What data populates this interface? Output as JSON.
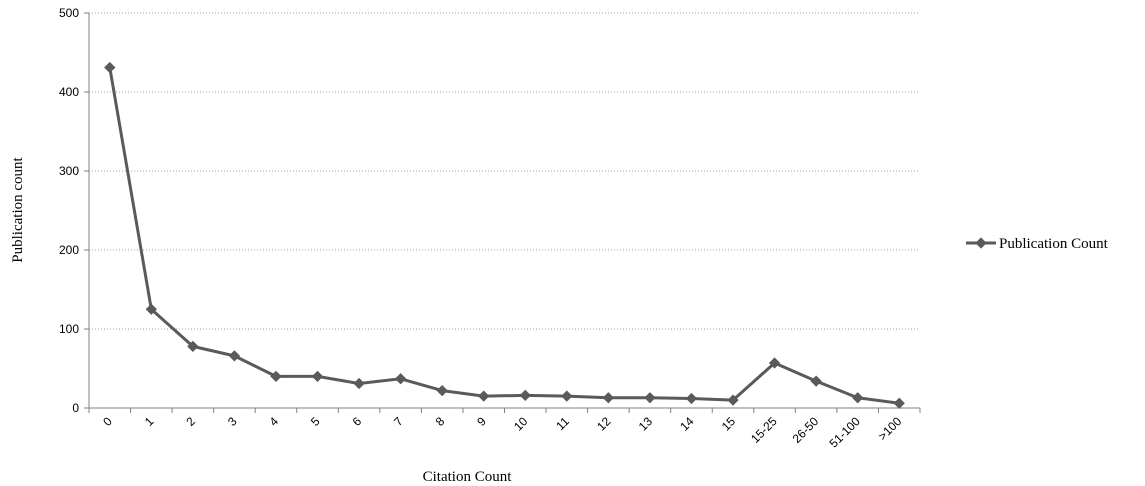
{
  "chart_data": {
    "type": "line",
    "title": "",
    "xlabel": "Citation Count",
    "ylabel": "Publication count",
    "categories": [
      "0",
      "1",
      "2",
      "3",
      "4",
      "5",
      "6",
      "7",
      "8",
      "9",
      "10",
      "11",
      "12",
      "13",
      "14",
      "15",
      "15-25",
      "26-50",
      "51-100",
      ">100"
    ],
    "series": [
      {
        "name": "Publication Count",
        "values": [
          431,
          125,
          78,
          66,
          40,
          40,
          31,
          37,
          22,
          15,
          16,
          15,
          13,
          13,
          12,
          10,
          57,
          34,
          13,
          6
        ],
        "color": "#5a5a5a"
      }
    ],
    "ylim": [
      0,
      500
    ],
    "yticks": [
      "0",
      "100",
      "200",
      "300",
      "400",
      "500"
    ],
    "grid": true,
    "legend_position": "right"
  }
}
....................
# WRITTEN REQUEST:
Using the listing above, show each line holding the string "Publication".

# SOLUTION TO THE PROBLEM:
    "ylabel": "Publication count",
        "name": "Publication Count",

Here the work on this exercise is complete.